Copy out the lines that have "stock" in them.

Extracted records
==*==

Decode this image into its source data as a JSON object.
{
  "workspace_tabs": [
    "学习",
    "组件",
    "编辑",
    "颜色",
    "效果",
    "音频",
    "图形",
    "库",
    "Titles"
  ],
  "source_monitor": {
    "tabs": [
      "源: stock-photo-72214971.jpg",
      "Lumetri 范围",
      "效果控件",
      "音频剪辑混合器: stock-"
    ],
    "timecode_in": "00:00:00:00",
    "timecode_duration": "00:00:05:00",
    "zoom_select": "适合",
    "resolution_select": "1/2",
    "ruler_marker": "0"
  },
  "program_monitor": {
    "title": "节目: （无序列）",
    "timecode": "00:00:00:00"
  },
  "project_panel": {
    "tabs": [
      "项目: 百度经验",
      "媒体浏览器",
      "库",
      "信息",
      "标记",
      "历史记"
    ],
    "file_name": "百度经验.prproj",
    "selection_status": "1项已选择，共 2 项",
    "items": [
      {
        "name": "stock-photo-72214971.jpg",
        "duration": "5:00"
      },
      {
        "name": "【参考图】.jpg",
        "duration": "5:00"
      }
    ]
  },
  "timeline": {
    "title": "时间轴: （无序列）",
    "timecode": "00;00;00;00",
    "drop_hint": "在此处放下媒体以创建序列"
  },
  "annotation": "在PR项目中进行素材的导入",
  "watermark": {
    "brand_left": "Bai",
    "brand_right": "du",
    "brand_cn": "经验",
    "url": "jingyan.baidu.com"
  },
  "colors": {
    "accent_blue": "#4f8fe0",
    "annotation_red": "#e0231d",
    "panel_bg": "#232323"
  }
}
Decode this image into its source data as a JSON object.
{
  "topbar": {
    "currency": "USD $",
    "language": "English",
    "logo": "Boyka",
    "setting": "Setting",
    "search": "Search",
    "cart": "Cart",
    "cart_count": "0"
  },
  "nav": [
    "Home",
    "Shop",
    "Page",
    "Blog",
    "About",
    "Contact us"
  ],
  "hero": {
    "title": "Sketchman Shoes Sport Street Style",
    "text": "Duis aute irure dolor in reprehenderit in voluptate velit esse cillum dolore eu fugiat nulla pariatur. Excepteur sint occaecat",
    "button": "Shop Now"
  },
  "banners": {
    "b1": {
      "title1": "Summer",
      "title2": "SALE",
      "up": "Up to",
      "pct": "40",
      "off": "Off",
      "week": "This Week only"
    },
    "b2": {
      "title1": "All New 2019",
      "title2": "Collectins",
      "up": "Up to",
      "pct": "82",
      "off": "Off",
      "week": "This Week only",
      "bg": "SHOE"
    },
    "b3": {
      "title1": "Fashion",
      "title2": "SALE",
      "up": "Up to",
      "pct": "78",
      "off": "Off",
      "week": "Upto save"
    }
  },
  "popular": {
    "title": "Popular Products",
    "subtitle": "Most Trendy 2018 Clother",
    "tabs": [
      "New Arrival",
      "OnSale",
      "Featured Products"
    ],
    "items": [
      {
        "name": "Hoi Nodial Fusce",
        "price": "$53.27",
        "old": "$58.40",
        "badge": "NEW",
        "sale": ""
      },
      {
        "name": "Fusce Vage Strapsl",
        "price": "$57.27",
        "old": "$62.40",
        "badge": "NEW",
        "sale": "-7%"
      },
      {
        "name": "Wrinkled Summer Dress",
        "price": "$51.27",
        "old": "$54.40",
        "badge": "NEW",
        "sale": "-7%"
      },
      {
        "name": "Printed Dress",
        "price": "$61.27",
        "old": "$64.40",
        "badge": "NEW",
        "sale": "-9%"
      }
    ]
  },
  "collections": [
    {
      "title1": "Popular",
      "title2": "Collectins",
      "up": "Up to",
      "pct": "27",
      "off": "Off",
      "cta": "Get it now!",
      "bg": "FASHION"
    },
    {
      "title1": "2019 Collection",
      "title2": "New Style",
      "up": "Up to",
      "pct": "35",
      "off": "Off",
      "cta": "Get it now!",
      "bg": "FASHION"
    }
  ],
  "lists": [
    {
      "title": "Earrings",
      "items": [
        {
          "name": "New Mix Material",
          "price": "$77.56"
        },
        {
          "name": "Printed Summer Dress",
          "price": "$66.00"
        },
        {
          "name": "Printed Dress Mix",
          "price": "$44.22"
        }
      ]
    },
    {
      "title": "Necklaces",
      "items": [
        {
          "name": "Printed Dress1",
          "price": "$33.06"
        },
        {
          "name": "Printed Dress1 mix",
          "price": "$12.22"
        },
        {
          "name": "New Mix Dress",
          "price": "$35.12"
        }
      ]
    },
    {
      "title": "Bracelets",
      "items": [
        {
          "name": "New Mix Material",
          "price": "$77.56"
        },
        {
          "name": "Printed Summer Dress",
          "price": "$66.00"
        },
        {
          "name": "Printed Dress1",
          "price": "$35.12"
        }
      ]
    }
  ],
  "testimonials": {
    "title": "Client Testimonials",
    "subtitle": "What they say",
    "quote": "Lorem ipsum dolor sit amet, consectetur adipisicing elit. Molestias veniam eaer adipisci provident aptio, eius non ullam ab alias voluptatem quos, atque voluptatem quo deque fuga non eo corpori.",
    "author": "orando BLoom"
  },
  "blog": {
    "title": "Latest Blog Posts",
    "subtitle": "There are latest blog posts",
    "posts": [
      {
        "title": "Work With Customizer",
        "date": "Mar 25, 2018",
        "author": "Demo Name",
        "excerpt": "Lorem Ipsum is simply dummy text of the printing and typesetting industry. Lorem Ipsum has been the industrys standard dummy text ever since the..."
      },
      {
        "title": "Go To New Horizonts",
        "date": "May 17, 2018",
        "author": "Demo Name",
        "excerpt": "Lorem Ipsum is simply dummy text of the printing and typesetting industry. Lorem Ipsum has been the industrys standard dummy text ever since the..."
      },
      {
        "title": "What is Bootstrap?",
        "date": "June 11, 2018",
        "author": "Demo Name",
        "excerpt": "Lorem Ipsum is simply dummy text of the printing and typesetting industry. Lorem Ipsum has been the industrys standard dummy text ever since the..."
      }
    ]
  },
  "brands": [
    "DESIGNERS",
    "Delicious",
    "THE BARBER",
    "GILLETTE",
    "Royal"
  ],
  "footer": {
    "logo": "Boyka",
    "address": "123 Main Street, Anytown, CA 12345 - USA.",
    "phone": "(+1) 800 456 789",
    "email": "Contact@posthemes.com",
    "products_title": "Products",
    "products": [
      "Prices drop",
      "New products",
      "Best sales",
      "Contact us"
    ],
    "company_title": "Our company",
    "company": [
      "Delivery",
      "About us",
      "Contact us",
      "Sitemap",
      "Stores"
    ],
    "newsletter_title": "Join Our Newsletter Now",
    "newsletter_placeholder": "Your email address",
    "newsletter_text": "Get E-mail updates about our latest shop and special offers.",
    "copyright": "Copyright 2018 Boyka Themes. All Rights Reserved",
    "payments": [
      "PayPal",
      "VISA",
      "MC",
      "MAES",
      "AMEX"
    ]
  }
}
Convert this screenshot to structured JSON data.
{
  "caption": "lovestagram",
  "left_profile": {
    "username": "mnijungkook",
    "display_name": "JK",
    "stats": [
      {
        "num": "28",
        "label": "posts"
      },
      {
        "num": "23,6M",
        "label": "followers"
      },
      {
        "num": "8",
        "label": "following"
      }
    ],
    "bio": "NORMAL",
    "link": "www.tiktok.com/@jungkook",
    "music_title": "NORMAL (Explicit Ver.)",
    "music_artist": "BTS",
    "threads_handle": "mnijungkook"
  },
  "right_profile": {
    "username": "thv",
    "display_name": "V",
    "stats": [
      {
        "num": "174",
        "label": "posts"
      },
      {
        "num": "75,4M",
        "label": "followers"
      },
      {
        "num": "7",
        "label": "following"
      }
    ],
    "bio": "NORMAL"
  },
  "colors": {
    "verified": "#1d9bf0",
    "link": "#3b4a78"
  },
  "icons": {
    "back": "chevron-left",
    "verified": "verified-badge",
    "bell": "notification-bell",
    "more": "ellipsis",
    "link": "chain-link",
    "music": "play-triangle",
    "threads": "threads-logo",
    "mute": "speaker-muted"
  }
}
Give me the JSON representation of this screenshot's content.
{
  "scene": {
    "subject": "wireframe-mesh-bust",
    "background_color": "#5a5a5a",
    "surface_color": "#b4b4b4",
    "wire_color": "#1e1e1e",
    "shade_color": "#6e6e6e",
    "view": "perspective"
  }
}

==*==

* _FINISHED ANSWER_:
      "源: stock-photo-72214971.jpg",
      "音频剪辑混合器: stock-"
        "name": "stock-photo-72214971.jpg",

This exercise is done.